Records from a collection
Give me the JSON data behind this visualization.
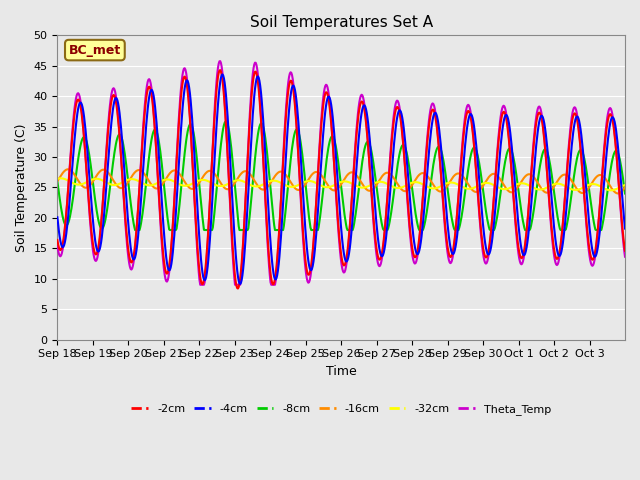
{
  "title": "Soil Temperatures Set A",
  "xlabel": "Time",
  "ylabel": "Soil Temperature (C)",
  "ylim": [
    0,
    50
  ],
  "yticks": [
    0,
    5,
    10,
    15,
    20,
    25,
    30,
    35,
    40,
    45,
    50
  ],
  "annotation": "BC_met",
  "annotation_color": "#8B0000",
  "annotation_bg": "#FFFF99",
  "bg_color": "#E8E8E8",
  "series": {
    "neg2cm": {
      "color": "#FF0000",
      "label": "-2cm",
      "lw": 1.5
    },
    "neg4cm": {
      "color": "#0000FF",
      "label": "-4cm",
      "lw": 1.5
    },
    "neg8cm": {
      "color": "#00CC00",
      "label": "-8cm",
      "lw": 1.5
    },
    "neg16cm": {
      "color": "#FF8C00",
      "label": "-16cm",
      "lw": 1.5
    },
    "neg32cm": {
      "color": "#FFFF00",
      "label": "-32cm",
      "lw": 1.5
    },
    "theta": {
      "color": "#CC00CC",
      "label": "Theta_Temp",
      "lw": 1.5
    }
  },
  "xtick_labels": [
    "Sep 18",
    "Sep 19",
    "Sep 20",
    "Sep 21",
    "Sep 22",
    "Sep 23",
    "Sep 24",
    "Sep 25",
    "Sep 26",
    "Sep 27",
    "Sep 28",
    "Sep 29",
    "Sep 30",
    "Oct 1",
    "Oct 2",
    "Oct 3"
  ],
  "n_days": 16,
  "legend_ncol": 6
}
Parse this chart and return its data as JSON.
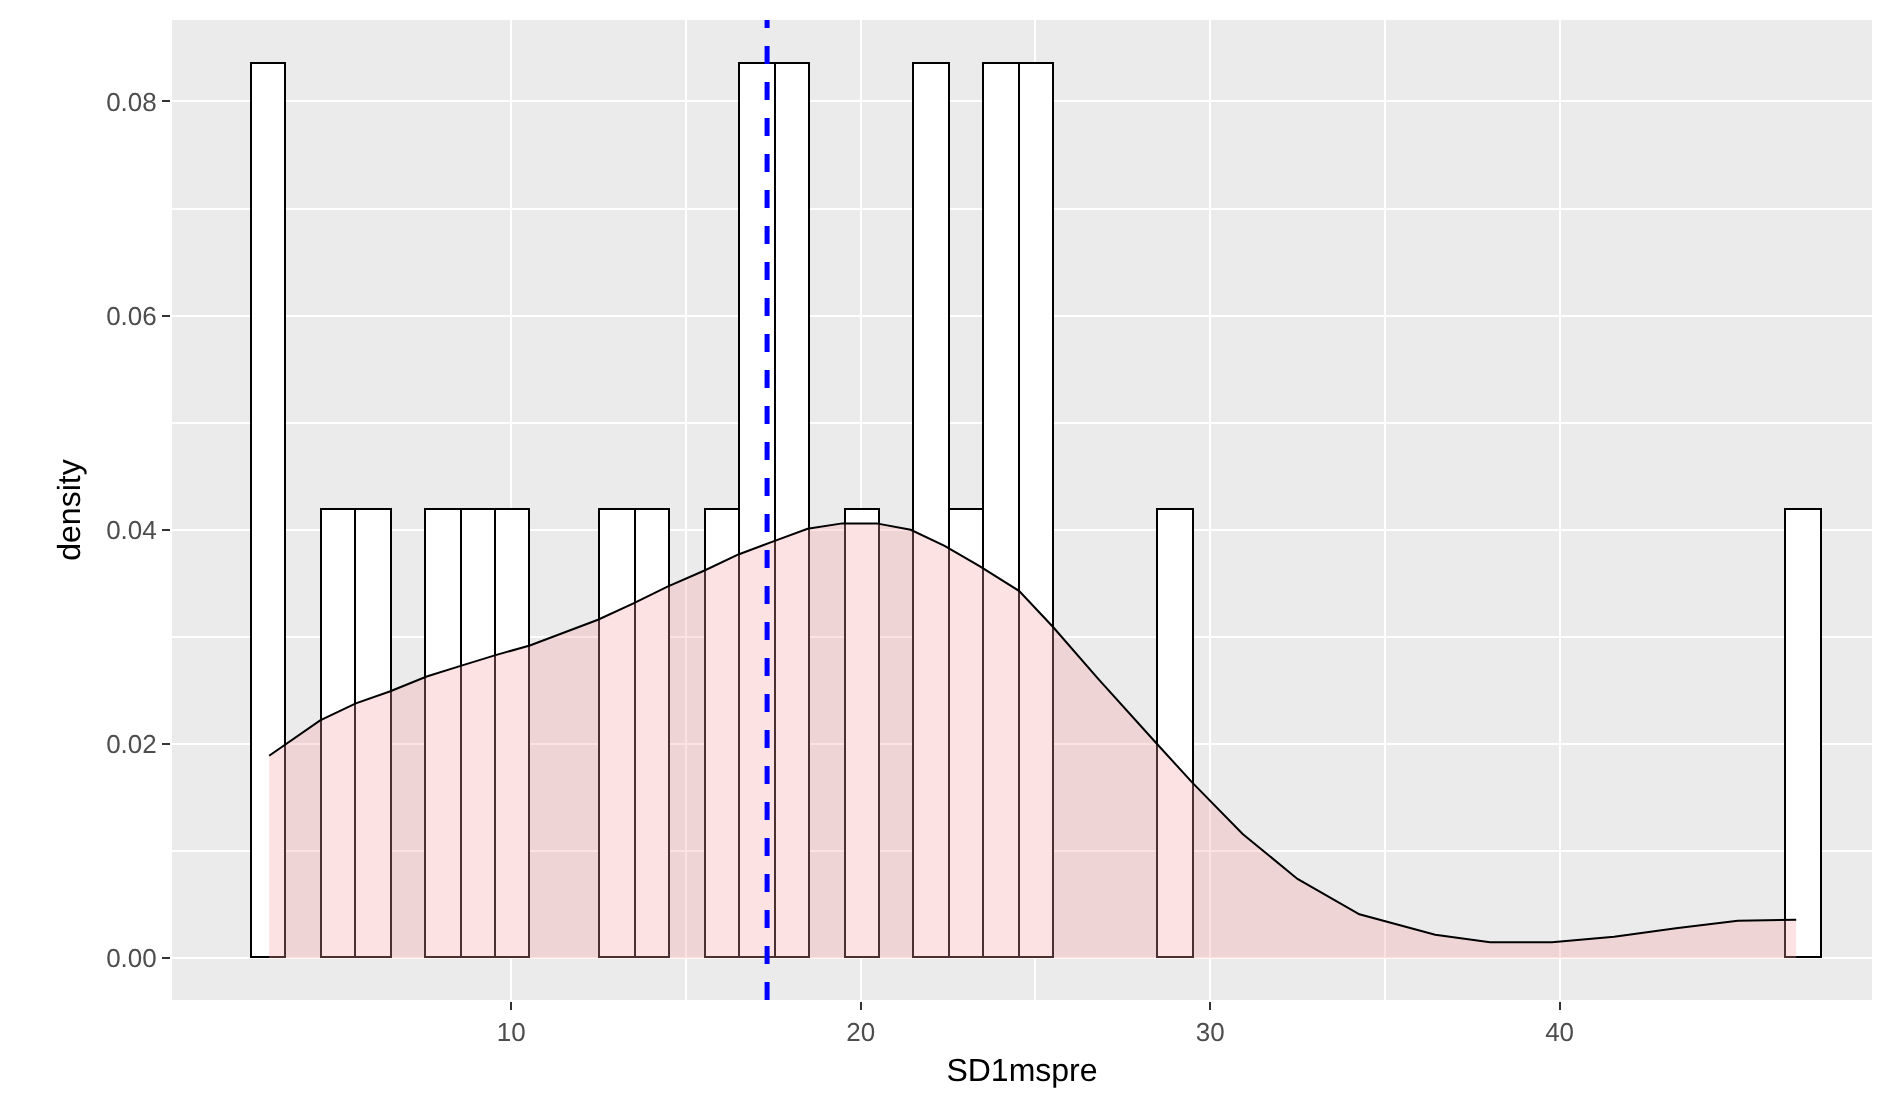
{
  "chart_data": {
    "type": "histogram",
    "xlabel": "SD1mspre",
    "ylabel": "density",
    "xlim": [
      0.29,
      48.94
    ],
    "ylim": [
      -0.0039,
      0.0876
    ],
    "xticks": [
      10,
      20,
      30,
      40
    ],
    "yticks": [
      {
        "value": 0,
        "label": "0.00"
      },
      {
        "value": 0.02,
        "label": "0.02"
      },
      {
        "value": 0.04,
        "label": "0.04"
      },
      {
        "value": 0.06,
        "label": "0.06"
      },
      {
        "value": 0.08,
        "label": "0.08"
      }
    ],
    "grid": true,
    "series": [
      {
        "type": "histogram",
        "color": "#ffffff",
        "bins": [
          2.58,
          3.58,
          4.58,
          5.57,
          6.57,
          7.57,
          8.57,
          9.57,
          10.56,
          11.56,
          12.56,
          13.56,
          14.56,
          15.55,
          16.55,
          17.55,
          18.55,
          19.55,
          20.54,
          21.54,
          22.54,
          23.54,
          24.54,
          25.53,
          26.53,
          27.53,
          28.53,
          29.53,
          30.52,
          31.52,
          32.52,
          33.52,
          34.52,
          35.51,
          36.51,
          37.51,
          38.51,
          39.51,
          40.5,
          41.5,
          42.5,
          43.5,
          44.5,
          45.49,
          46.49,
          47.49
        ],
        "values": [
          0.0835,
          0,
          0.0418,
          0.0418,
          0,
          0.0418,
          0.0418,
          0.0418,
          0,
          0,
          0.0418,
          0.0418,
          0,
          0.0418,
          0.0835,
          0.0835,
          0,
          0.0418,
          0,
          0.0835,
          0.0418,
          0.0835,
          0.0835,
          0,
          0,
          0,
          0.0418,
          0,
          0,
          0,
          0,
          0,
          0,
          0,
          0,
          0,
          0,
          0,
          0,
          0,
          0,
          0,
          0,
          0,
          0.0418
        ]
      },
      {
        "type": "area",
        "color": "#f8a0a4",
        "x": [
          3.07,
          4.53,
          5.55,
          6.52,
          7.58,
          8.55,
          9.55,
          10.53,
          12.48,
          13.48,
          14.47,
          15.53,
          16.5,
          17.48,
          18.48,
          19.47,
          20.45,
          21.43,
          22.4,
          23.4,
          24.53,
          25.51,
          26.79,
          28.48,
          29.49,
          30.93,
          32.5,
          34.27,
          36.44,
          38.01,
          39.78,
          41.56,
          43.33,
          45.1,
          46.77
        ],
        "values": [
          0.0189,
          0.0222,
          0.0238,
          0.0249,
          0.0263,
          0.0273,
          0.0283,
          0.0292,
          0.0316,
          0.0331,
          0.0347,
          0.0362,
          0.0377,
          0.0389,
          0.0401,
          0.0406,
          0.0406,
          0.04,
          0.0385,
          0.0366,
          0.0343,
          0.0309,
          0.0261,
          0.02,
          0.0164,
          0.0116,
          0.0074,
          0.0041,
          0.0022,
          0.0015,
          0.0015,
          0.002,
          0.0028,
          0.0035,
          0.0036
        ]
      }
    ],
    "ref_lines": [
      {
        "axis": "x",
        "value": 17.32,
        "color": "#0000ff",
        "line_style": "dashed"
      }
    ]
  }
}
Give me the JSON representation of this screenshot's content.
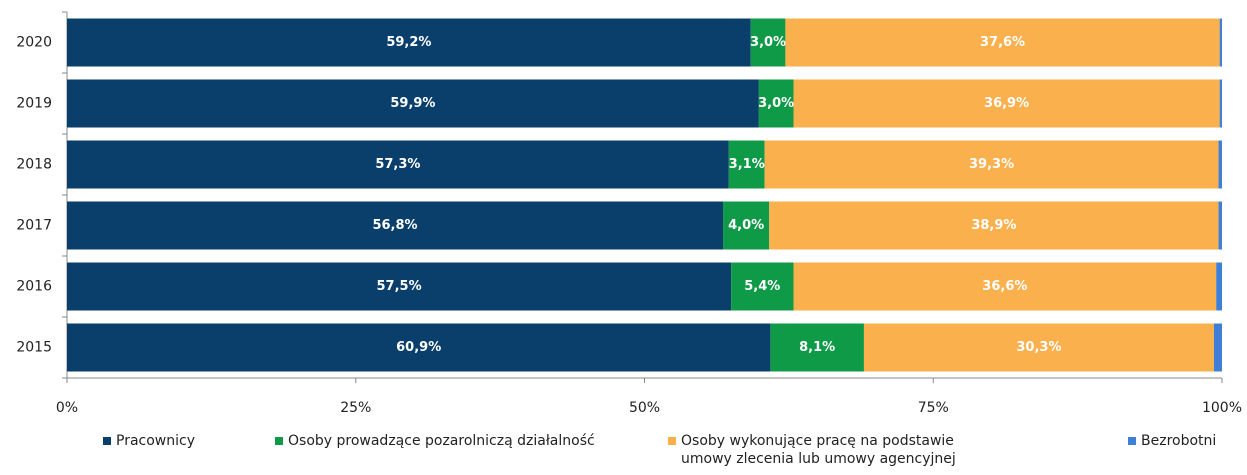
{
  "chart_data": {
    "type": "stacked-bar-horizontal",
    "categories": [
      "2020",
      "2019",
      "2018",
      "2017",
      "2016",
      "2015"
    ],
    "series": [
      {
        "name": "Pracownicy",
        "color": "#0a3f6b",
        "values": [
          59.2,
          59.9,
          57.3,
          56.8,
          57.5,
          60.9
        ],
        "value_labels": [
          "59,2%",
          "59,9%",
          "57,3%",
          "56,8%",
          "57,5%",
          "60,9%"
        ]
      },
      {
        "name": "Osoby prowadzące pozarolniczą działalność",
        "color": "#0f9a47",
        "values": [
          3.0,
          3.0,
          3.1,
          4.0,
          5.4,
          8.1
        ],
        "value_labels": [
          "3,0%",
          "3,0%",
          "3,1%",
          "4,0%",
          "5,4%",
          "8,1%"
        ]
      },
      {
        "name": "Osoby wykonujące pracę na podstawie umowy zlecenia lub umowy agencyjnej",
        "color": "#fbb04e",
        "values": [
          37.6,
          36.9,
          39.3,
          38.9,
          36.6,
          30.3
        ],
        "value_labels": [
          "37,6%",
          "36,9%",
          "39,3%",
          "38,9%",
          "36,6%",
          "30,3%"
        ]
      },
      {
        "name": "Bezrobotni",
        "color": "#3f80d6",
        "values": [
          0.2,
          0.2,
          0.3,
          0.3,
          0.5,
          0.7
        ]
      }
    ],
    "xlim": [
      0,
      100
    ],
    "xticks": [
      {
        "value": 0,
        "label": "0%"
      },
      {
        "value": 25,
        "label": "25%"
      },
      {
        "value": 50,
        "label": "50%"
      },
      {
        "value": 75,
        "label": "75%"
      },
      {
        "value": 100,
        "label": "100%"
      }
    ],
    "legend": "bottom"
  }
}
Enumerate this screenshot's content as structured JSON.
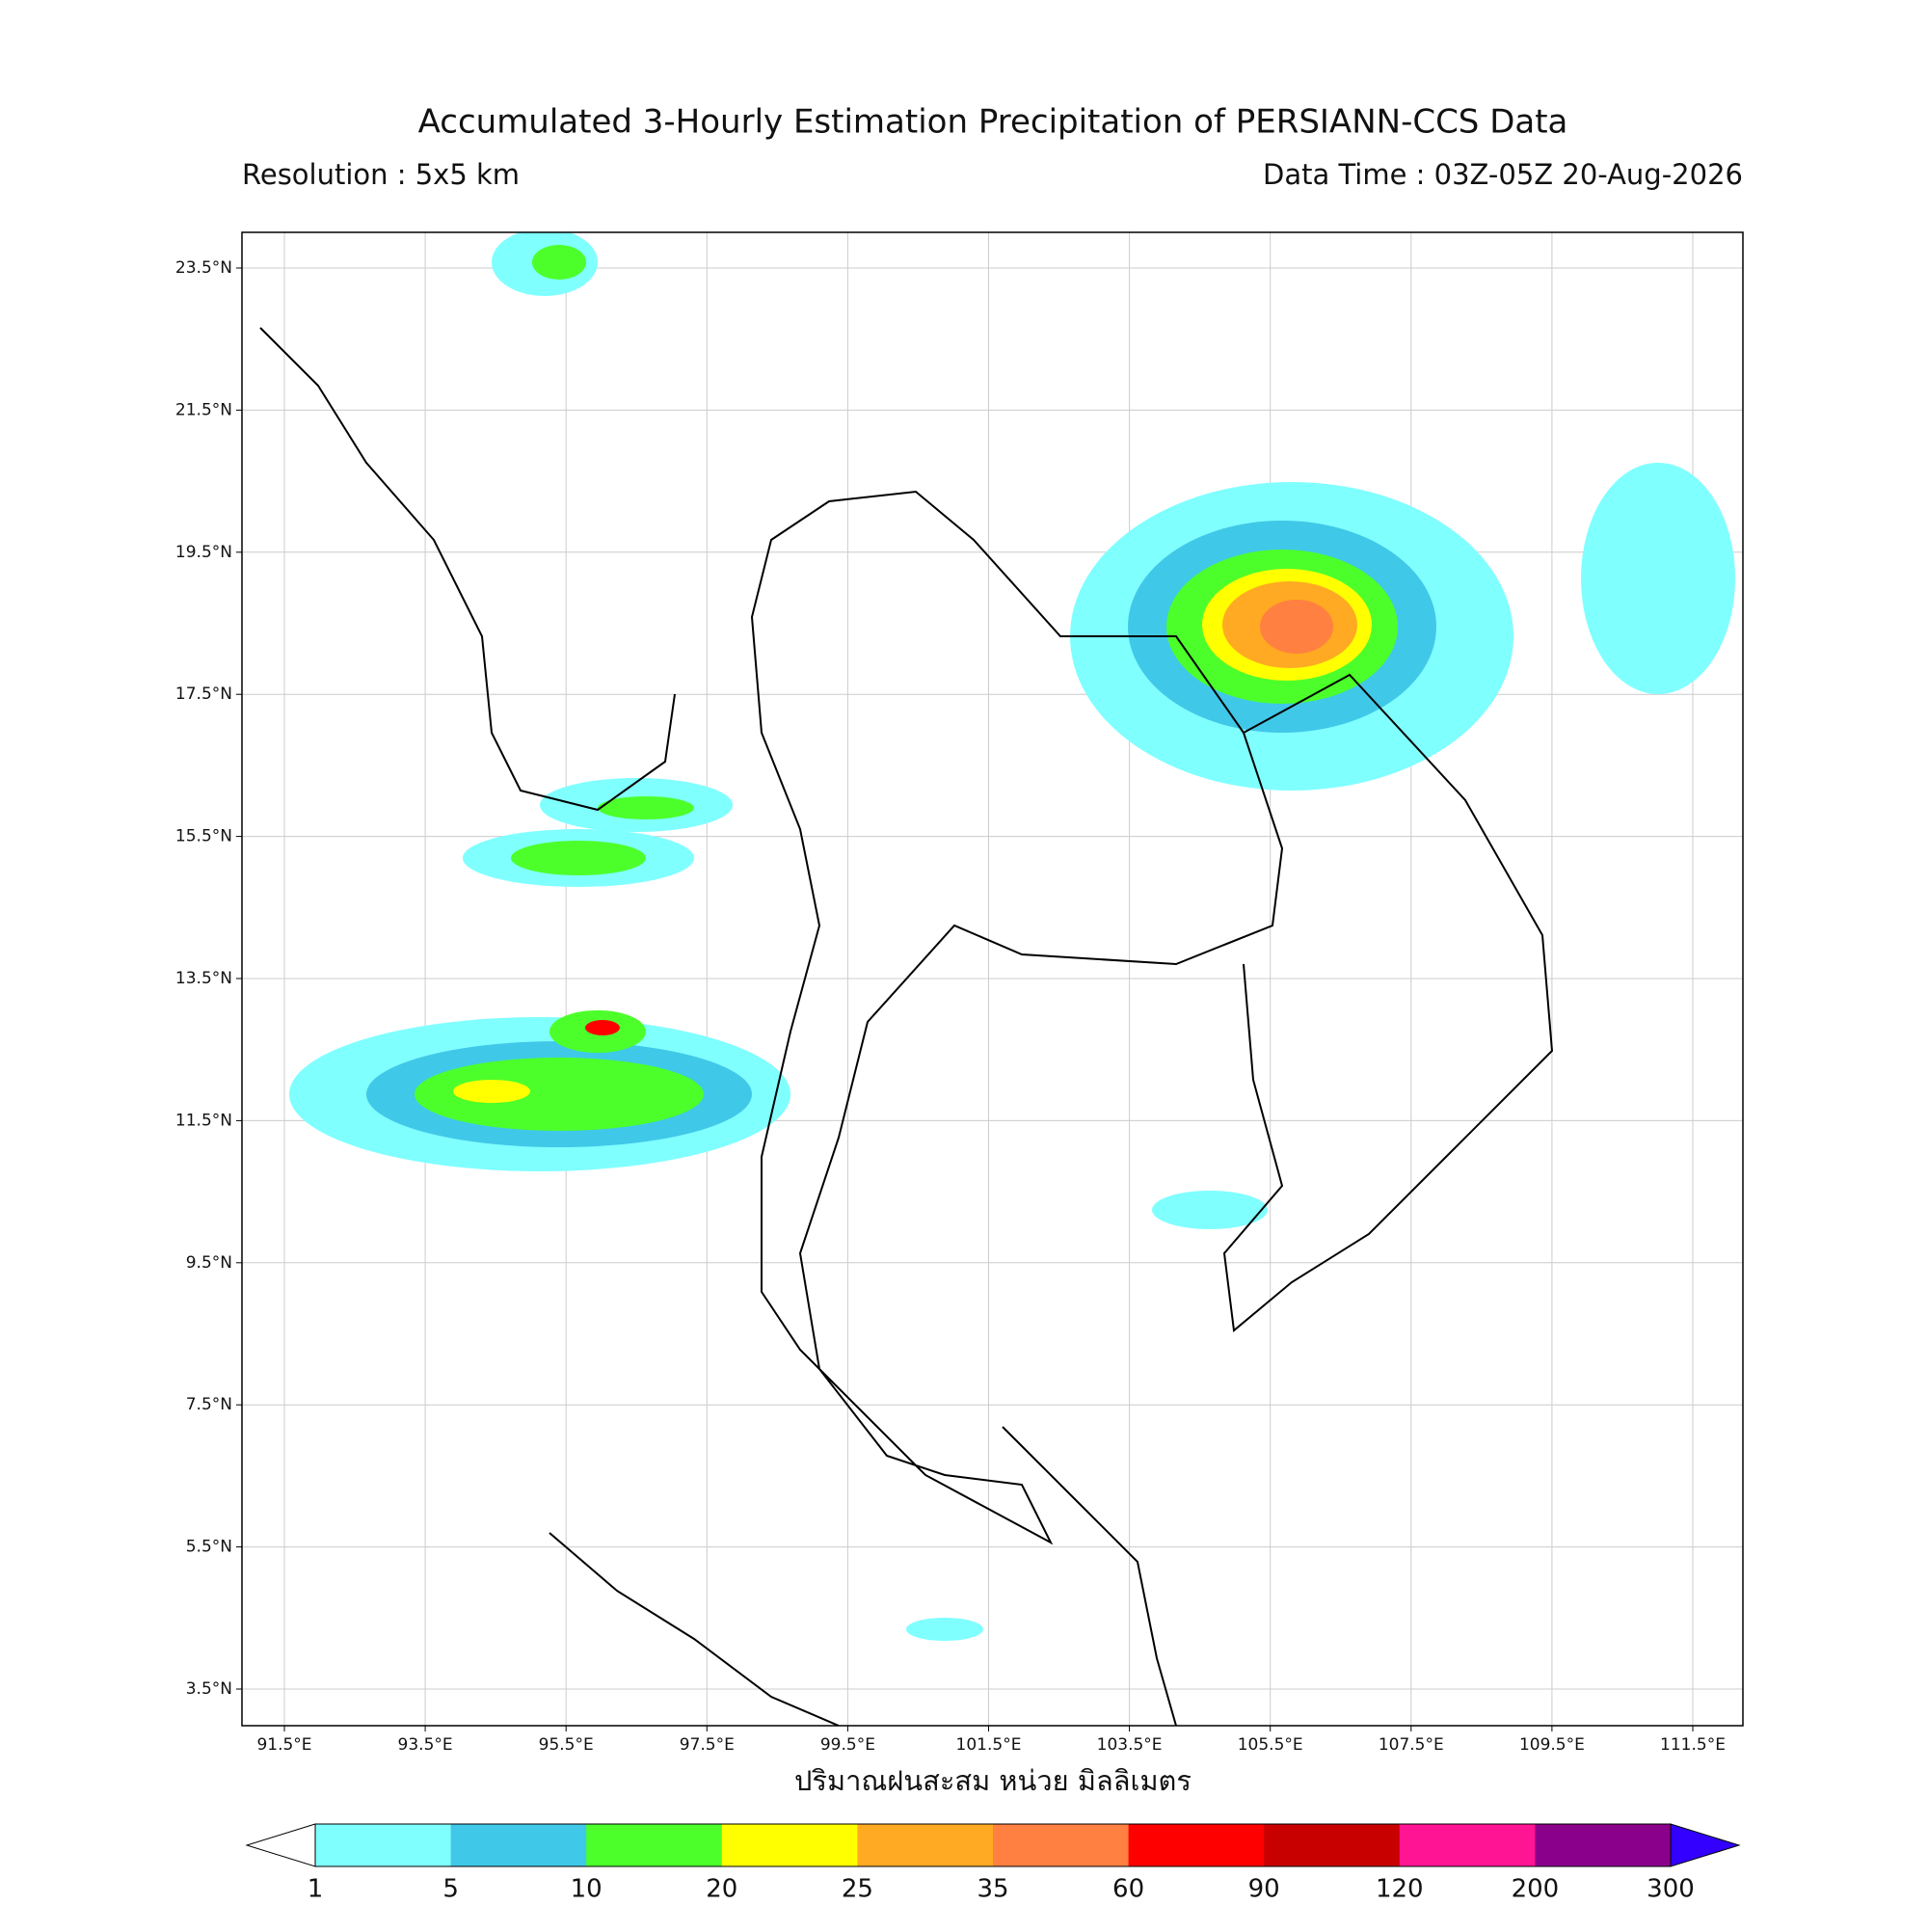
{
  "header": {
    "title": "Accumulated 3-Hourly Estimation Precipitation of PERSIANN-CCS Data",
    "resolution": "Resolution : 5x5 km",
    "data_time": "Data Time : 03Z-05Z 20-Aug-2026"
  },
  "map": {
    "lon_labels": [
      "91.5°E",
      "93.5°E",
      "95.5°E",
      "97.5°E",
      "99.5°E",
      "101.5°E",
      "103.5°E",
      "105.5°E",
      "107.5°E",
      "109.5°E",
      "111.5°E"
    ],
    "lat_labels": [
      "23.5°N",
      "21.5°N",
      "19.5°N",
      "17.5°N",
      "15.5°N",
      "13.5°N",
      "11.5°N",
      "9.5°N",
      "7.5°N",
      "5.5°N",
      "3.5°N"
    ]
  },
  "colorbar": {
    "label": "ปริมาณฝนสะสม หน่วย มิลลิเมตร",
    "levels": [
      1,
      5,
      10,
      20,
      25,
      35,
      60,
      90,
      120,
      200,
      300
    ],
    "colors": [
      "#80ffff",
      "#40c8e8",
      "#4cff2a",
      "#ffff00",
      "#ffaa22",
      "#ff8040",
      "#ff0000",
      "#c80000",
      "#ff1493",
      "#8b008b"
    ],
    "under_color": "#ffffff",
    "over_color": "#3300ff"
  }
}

__Given request__
List each line in the listing that contains the string "ylabel".

__Task response__
  "ylabel": "Soil Temperature (C)",
    "ylabel": "density",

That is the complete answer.